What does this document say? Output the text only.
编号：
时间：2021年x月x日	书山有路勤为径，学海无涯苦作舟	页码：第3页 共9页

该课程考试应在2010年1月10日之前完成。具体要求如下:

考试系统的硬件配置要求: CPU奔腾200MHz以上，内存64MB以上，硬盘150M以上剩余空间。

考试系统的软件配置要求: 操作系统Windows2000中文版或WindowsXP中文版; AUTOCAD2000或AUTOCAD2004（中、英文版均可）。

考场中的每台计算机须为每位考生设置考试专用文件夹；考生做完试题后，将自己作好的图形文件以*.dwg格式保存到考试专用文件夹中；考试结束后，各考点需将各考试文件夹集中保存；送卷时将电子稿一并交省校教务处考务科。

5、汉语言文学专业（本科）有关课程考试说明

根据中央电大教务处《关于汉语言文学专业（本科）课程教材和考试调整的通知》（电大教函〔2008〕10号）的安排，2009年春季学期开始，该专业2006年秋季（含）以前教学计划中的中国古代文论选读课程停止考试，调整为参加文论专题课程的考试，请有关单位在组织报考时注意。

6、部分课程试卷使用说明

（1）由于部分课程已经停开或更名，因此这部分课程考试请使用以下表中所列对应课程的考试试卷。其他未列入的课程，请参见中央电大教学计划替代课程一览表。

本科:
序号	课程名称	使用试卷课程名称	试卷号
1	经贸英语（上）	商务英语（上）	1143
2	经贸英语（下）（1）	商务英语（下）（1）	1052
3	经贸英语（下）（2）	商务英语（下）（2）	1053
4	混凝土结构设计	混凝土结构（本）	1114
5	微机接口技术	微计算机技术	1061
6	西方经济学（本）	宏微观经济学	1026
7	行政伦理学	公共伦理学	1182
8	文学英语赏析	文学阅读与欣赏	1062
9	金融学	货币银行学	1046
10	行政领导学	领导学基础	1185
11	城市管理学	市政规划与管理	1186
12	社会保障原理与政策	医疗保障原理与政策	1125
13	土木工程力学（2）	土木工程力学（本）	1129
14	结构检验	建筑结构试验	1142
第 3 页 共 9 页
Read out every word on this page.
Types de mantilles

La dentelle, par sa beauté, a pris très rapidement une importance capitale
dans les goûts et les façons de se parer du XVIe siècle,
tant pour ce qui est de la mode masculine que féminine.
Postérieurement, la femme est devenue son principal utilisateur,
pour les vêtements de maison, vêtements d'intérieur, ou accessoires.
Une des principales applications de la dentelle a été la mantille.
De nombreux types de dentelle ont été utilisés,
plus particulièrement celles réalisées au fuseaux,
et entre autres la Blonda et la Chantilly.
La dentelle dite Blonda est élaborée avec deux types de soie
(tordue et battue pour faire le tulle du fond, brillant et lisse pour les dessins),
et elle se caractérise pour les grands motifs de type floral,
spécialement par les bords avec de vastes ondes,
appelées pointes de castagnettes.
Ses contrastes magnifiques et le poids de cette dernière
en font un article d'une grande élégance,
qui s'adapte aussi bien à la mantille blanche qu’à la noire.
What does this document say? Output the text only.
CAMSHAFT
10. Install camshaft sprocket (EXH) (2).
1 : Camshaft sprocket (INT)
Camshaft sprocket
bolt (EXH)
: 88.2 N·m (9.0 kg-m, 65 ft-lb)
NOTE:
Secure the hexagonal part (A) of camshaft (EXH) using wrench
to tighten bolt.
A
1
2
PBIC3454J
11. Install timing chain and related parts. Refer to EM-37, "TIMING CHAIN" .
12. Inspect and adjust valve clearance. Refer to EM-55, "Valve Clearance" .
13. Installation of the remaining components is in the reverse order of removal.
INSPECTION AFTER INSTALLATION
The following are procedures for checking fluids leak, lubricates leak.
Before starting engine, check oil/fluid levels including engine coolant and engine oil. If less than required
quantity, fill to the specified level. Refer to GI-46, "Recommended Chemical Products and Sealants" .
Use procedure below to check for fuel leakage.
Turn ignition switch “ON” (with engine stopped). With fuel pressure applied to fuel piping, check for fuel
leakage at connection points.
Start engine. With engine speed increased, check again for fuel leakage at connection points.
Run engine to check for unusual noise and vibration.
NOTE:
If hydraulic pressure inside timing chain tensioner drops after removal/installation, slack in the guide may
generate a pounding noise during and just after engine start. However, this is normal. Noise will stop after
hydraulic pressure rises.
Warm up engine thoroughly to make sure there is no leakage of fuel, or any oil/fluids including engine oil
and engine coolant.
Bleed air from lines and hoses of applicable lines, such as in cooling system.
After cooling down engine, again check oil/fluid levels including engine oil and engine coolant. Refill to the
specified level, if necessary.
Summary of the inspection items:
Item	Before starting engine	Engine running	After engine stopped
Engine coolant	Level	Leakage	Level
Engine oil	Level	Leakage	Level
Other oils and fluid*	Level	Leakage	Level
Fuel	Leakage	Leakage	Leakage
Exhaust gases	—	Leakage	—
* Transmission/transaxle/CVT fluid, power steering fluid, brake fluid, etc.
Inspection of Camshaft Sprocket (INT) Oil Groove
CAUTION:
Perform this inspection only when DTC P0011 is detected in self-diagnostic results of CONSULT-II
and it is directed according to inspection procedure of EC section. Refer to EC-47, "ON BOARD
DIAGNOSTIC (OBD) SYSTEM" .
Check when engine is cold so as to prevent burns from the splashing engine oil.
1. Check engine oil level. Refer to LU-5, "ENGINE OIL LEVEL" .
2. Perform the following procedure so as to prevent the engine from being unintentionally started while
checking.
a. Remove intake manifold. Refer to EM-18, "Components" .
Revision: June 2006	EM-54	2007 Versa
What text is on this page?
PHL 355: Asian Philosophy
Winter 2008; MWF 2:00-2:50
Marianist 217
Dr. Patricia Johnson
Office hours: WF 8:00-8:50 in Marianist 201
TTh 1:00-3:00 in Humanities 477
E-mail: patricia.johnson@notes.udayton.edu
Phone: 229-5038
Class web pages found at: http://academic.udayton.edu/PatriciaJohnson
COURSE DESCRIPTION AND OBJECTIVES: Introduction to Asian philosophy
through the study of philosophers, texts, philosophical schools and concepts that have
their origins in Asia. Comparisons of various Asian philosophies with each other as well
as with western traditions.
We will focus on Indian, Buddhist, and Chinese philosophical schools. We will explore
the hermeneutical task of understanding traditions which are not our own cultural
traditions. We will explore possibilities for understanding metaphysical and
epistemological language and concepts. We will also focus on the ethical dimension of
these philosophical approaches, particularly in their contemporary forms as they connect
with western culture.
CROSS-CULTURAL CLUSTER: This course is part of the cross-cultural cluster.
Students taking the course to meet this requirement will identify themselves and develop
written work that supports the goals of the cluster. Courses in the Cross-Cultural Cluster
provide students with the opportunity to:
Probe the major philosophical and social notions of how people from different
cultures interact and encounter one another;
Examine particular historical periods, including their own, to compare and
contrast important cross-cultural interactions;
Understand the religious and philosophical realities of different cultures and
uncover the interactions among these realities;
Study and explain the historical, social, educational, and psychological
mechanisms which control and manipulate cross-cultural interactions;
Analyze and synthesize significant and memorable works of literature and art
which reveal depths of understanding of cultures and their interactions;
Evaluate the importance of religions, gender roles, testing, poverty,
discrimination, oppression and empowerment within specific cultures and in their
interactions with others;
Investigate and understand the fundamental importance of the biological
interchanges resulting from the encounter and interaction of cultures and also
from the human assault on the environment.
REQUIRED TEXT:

_What this task involves_
Look through the entries above and list every line containing "dentelle".

_Solution for this task_
La dentelle, par sa beauté, a pris très rapidement une importance capitale
Une des principales applications de la dentelle a été la mantille.
De nombreux types de dentelle ont été utilisés,
La dentelle dite Blonda est élaborée avec deux types de soie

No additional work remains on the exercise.